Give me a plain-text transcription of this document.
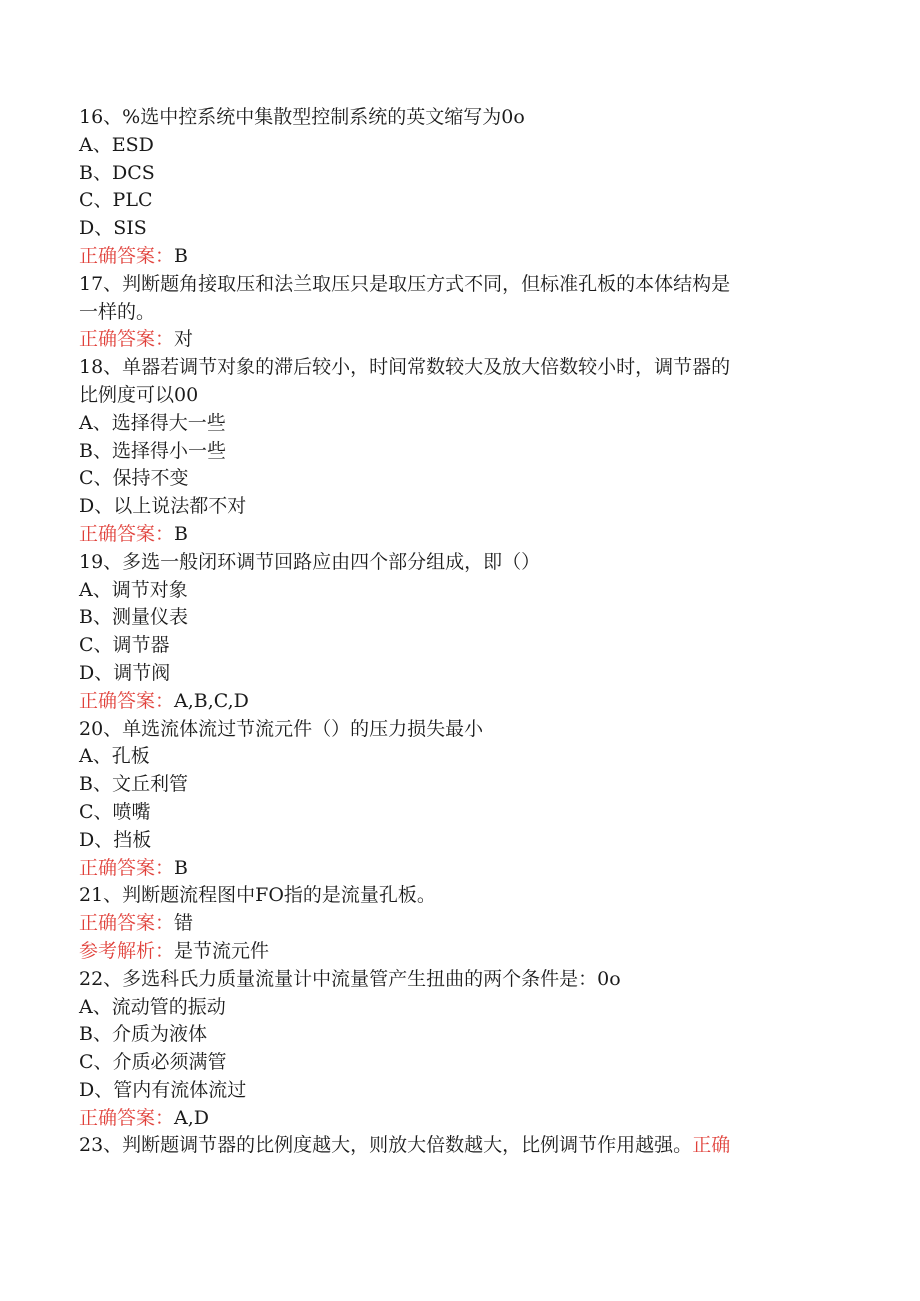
16、%选中控系统中集散型控制系统的英文缩写为0o
A、ESD
B、DCS
C、PLC
D、SIS
正确答案：B
17、判断题角接取压和法兰取压只是取压方式不同，但标准孔板的本体结构是
一样的。
正确答案：对
18、单器若调节对象的滞后较小，时间常数较大及放大倍数较小时，调节器的
比例度可以00
A、选择得大一些
B、选择得小一些
C、保持不变
D、以上说法都不对
正确答案：B
19、多选一般闭环调节回路应由四个部分组成，即（）
A、调节对象
B、测量仪表
C、调节器
D、调节阀
正确答案：A,B,C,D
20、单选流体流过节流元件（）的压力损失最小
A、孔板
B、文丘利管
C、喷嘴
D、挡板
正确答案：B
21、判断题流程图中FO指的是流量孔板。
正确答案：错
参考解析：是节流元件
22、多选科氏力质量流量计中流量管产生扭曲的两个条件是：0o
A、流动管的振动
B、介质为液体
C、介质必须满管
D、管内有流体流过
正确答案：A,D
23、判断题调节器的比例度越大，则放大倍数越大，比例调节作用越强。正确
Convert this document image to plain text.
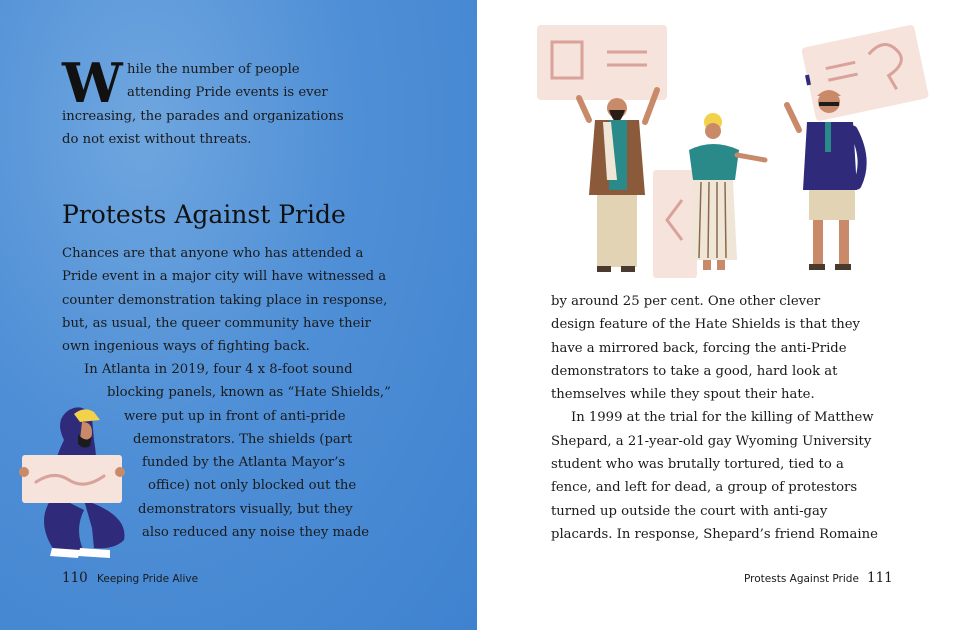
W hile the number of people
attending Pride events is ever
increasing, the parades and organizations
do not exist without threats.
Protests Against Pride
Chances are that anyone who has attended a
Pride event in a major city will have witnessed a
counter demonstration taking place in response,
but, as usual, the queer community have their
own ingenious ways of fighting back.
In Atlanta in 2019, four 4 x 8-foot sound
blocking panels, known as “Hate Shields,”
were put up in front of anti-pride
demonstrators. The shields (part
funded by the Atlanta Mayor’s
office) not only blocked out the
demonstrators visually, but they
also reduced any noise they made
110 Keeping Pride Alive
by around 25 per cent. One other clever
design feature of the Hate Shields is that they
have a mirrored back, forcing the anti-Pride
demonstrators to take a good, hard look at
themselves while they spout their hate.
In 1999 at the trial for the killing of Matthew
Shepard, a 21-year-old gay Wyoming University
student who was brutally tortured, tied to a
fence, and left for dead, a group of protestors
turned up outside the court with anti-gay
placards. In response, Shepard’s friend Romaine
Protests Against Pride 111
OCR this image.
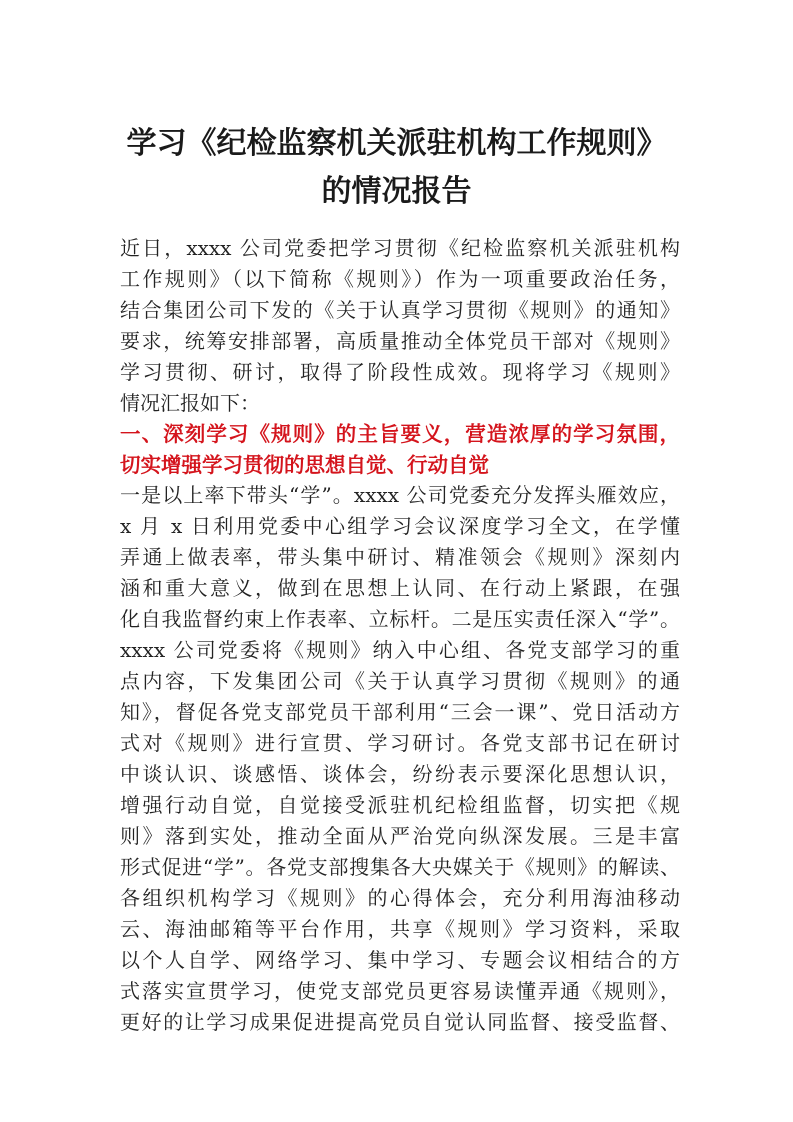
学习《纪检监察机关派驻机构工作规则》
的情况报告
近日，xxxx 公司党委把学习贯彻《纪检监察机关派驻机构
工作规则》（以下简称《规则》）作为一项重要政治任务，
结合集团公司下发的《关于认真学习贯彻《规则》的通知》
要求，统筹安排部署，高质量推动全体党员干部对《规则》
学习贯彻、研讨，取得了阶段性成效。现将学习《规则》
情况汇报如下：
一、深刻学习《规则》的主旨要义，营造浓厚的学习氛围，
切实增强学习贯彻的思想自觉、行动自觉
一是以上率下带头“学”。xxxx 公司党委充分发挥头雁效应，
x 月 x 日利用党委中心组学习会议深度学习全文，在学懂
弄通上做表率，带头集中研讨、精准领会《规则》深刻内
涵和重大意义，做到在思想上认同、在行动上紧跟，在强
化自我监督约束上作表率、立标杆。二是压实责任深入“学”。
xxxx 公司党委将《规则》纳入中心组、各党支部学习的重
点内容，下发集团公司《关于认真学习贯彻《规则》的通
知》，督促各党支部党员干部利用“三会一课”、党日活动方
式对《规则》进行宣贯、学习研讨。各党支部书记在研讨
中谈认识、谈感悟、谈体会，纷纷表示要深化思想认识，
增强行动自觉，自觉接受派驻机纪检组监督，切实把《规
则》落到实处，推动全面从严治党向纵深发展。三是丰富
形式促进“学”。各党支部搜集各大央媒关于《规则》的解读、
各组织机构学习《规则》的心得体会，充分利用海油移动
云、海油邮箱等平台作用，共享《规则》学习资料，采取
以个人自学、网络学习、集中学习、专题会议相结合的方
式落实宣贯学习，使党支部党员更容易读懂弄通《规则》，
更好的让学习成果促进提高党员自觉认同监督、接受监督、
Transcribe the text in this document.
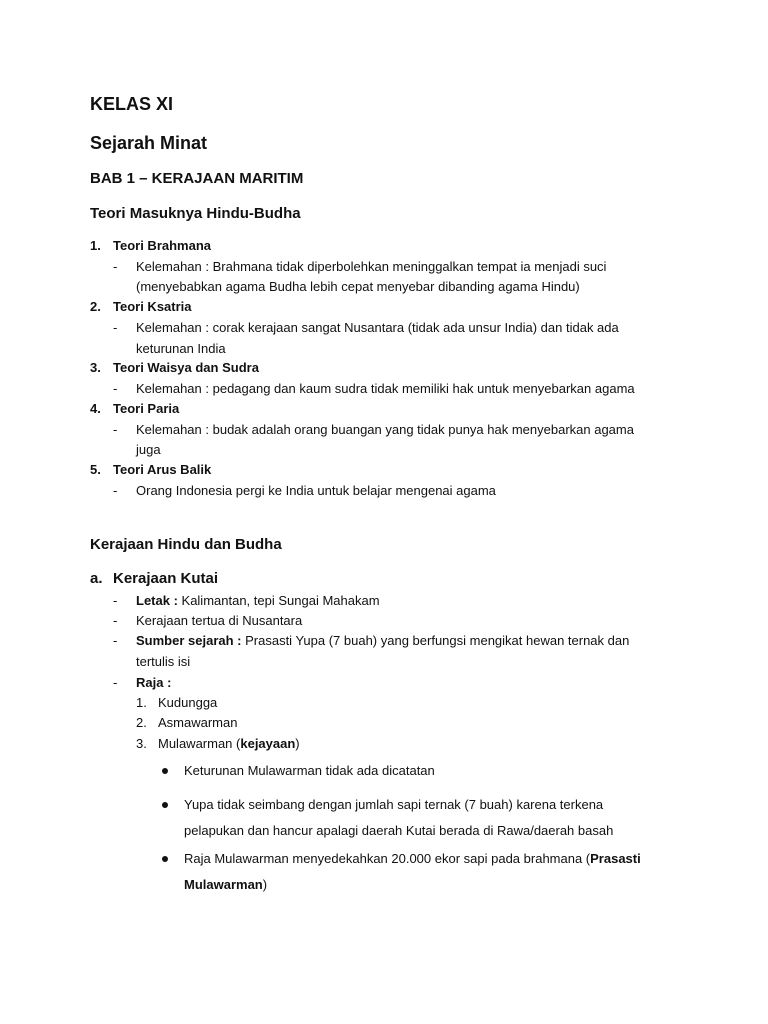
KELAS XI
Sejarah Minat
BAB 1 – KERAJAAN MARITIM
Teori Masuknya Hindu-Budha
1. Teori Brahmana
- Kelemahan : Brahmana tidak diperbolehkan meninggalkan tempat ia menjadi suci
(menyebabkan agama Budha lebih cepat menyebar dibanding agama Hindu)
2. Teori Ksatria
- Kelemahan : corak kerajaan sangat Nusantara (tidak ada unsur India) dan tidak ada
keturunan India
3. Teori Waisya dan Sudra
- Kelemahan : pedagang dan kaum sudra tidak memiliki hak untuk menyebarkan agama
4. Teori Paria
- Kelemahan : budak adalah orang buangan yang tidak punya hak menyebarkan agama
juga
5. Teori Arus Balik
- Orang Indonesia pergi ke India untuk belajar mengenai agama
Kerajaan Hindu dan Budha
a. Kerajaan Kutai
- Letak : Kalimantan, tepi Sungai Mahakam
- Kerajaan tertua di Nusantara
- Sumber sejarah : Prasasti Yupa (7 buah) yang berfungsi mengikat hewan ternak dan
tertulis isi
- Raja :
1. Kudungga
2. Asmawarman
3. Mulawarman (kejayaan)
Keturunan Mulawarman tidak ada dicatatan
Yupa tidak seimbang dengan jumlah sapi ternak (7 buah) karena terkena
pelapukan dan hancur apalagi daerah Kutai berada di Rawa/daerah basah
Raja Mulawarman menyedekahkan 20.000 ekor sapi pada brahmana (Prasasti
Mulawarman)
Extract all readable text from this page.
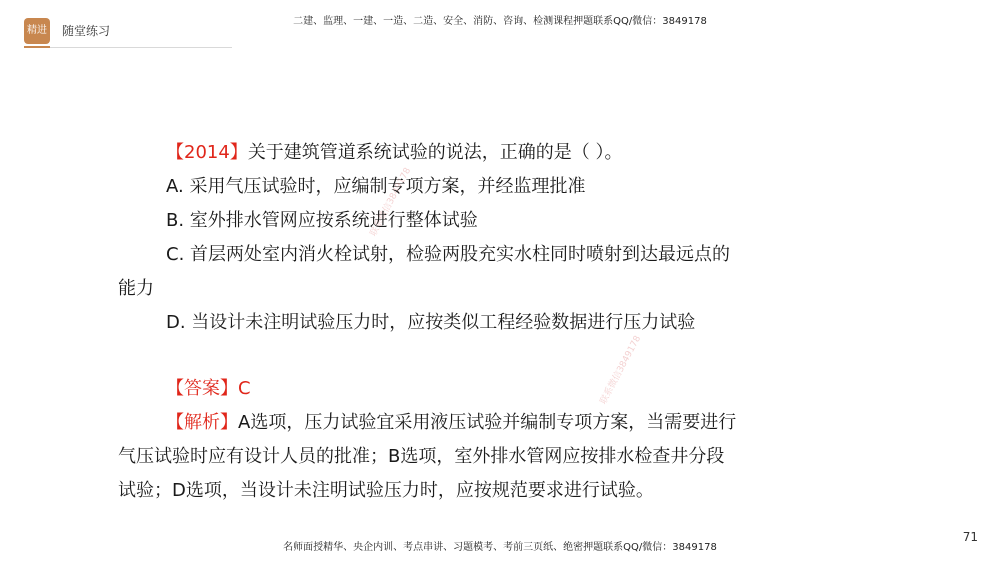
精进 随堂练习
二建、监理、一建、一造、二造、安全、消防、咨询、检测课程押题联系QQ/微信：3849178
联系微信3849178
联系微信3849178
【2014】关于建筑管道系统试验的说法，正确的是（ ）。
A. 采用气压试验时，应编制专项方案，并经监理批准
B. 室外排水管网应按系统进行整体试验
C. 首层两处室内消火栓试射，检验两股充实水柱同时喷射到达最远点的
能力
D. 当设计未注明试验压力时，应按类似工程经验数据进行压力试验
【答案】C
【解析】A选项，压力试验宜采用液压试验并编制专项方案，当需要进行
气压试验时应有设计人员的批准；B选项，室外排水管网应按排水检查井分段
试验；D选项，当设计未注明试验压力时，应按规范要求进行试验。
名师面授精华、央企内训、考点串讲、习题模考、考前三页纸、绝密押题联系QQ/微信：3849178
71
----------------
- Instruction: Give an exact copy of the material, leaving out every picture.

- Task result:
Give me a plain-text transcription of this document.
16、%选中控系统中集散型控制系统的英文缩写为0o
A、ESD
B、DCS
C、PLC
D、SIS
正确答案：B
17、判断题角接取压和法兰取压只是取压方式不同，但标准孔板的本体结构是
一样的。
正确答案：对
18、单器若调节对象的滞后较小，时间常数较大及放大倍数较小时，调节器的
比例度可以00
A、选择得大一些
B、选择得小一些
C、保持不变
D、以上说法都不对
正确答案：B
19、多选一般闭环调节回路应由四个部分组成，即（）
A、调节对象
B、测量仪表
C、调节器
D、调节阀
正确答案：A,B,C,D
20、单选流体流过节流元件（）的压力损失最小
A、孔板
B、文丘利管
C、喷嘴
D、挡板
正确答案：B
21、判断题流程图中FO指的是流量孔板。
正确答案：错
参考解析：是节流元件
22、多选科氏力质量流量计中流量管产生扭曲的两个条件是：0o
A、流动管的振动
B、介质为液体
C、介质必须满管
D、管内有流体流过
正确答案：A,D
23、判断题调节器的比例度越大，则放大倍数越大，比例调节作用越强。正确
Convert this document image to plain text.
W hile the number of people
attending Pride events is ever
increasing, the parades and organizations
do not exist without threats.
Protests Against Pride
Chances are that anyone who has attended a
Pride event in a major city will have witnessed a
counter demonstration taking place in response,
but, as usual, the queer community have their
own ingenious ways of fighting back.
In Atlanta in 2019, four 4 x 8-foot sound
blocking panels, known as “Hate Shields,”
were put up in front of anti-pride
demonstrators. The shields (part
funded by the Atlanta Mayor’s
office) not only blocked out the
demonstrators visually, but they
also reduced any noise they made
110 Keeping Pride Alive
by around 25 per cent. One other clever
design feature of the Hate Shields is that they
have a mirrored back, forcing the anti-Pride
demonstrators to take a good, hard look at
themselves while they spout their hate.
In 1999 at the trial for the killing of Matthew
Shepard, a 21-year-old gay Wyoming University
student who was brutally tortured, tied to a
fence, and left for dead, a group of protestors
turned up outside the court with anti-gay
placards. In response, Shepard’s friend Romaine
Protests Against Pride 111
OCR this image.
学习《纪检监察机关派驻机构工作规则》
的情况报告
近日，xxxx 公司党委把学习贯彻《纪检监察机关派驻机构
工作规则》（以下简称《规则》）作为一项重要政治任务，
结合集团公司下发的《关于认真学习贯彻《规则》的通知》
要求，统筹安排部署，高质量推动全体党员干部对《规则》
学习贯彻、研讨，取得了阶段性成效。现将学习《规则》
情况汇报如下：
一、深刻学习《规则》的主旨要义，营造浓厚的学习氛围，
切实增强学习贯彻的思想自觉、行动自觉
一是以上率下带头“学”。xxxx 公司党委充分发挥头雁效应，
x 月 x 日利用党委中心组学习会议深度学习全文，在学懂
弄通上做表率，带头集中研讨、精准领会《规则》深刻内
涵和重大意义，做到在思想上认同、在行动上紧跟，在强
化自我监督约束上作表率、立标杆。二是压实责任深入“学”。
xxxx 公司党委将《规则》纳入中心组、各党支部学习的重
点内容，下发集团公司《关于认真学习贯彻《规则》的通
知》，督促各党支部党员干部利用“三会一课”、党日活动方
式对《规则》进行宣贯、学习研讨。各党支部书记在研讨
中谈认识、谈感悟、谈体会，纷纷表示要深化思想认识，
增强行动自觉，自觉接受派驻机纪检组监督，切实把《规
则》落到实处，推动全面从严治党向纵深发展。三是丰富
形式促进“学”。各党支部搜集各大央媒关于《规则》的解读、
各组织机构学习《规则》的心得体会，充分利用海油移动
云、海油邮箱等平台作用，共享《规则》学习资料，采取
以个人自学、网络学习、集中学习、专题会议相结合的方
式落实宣贯学习，使党支部党员更容易读懂弄通《规则》，
更好的让学习成果促进提高党员自觉认同监督、接受监督、
Transcribe the text in this document.
KELAS XI
Sejarah Minat
BAB 1 – KERAJAAN MARITIM
Teori Masuknya Hindu-Budha
1. Teori Brahmana
- Kelemahan : Brahmana tidak diperbolehkan meninggalkan tempat ia menjadi suci
(menyebabkan agama Budha lebih cepat menyebar dibanding agama Hindu)
2. Teori Ksatria
- Kelemahan : corak kerajaan sangat Nusantara (tidak ada unsur India) dan tidak ada
keturunan India
3. Teori Waisya dan Sudra
- Kelemahan : pedagang dan kaum sudra tidak memiliki hak untuk menyebarkan agama
4. Teori Paria
- Kelemahan : budak adalah orang buangan yang tidak punya hak menyebarkan agama
juga
5. Teori Arus Balik
- Orang Indonesia pergi ke India untuk belajar mengenai agama
Kerajaan Hindu dan Budha
a. Kerajaan Kutai
- Letak : Kalimantan, tepi Sungai Mahakam
- Kerajaan tertua di Nusantara
- Sumber sejarah : Prasasti Yupa (7 buah) yang berfungsi mengikat hewan ternak dan
tertulis isi
- Raja :
1. Kudungga
2. Asmawarman
3. Mulawarman (kejayaan)
Keturunan Mulawarman tidak ada dicatatan
Yupa tidak seimbang dengan jumlah sapi ternak (7 buah) karena terkena
pelapukan dan hancur apalagi daerah Kutai berada di Rawa/daerah basah
Raja Mulawarman menyedekahkan 20.000 ekor sapi pada brahmana (Prasasti
Mulawarman)
Extract all readable text from this page.
精进 随堂练习
二建、监理、一建、一造、二造、安全、消防、咨询、检测课程押题联系QQ/微信：3849178
联系微信3849178
联系微信3849178
【2014】关于建筑管道系统试验的说法，正确的是（ ）。
A. 采用气压试验时，应编制专项方案，并经监理批准
B. 室外排水管网应按系统进行整体试验
C. 首层两处室内消火栓试射，检验两股充实水柱同时喷射到达最远点的
能力
D. 当设计未注明试验压力时，应按类似工程经验数据进行压力试验
【答案】C
【解析】A选项，压力试验宜采用液压试验并编制专项方案，当需要进行
气压试验时应有设计人员的批准；B选项，室外排水管网应按排水检查井分段
试验；D选项，当设计未注明试验压力时，应按规范要求进行试验。
名师面授精华、央企内训、考点串讲、习题模考、考前三页纸、绝密押题联系QQ/微信：3849178
71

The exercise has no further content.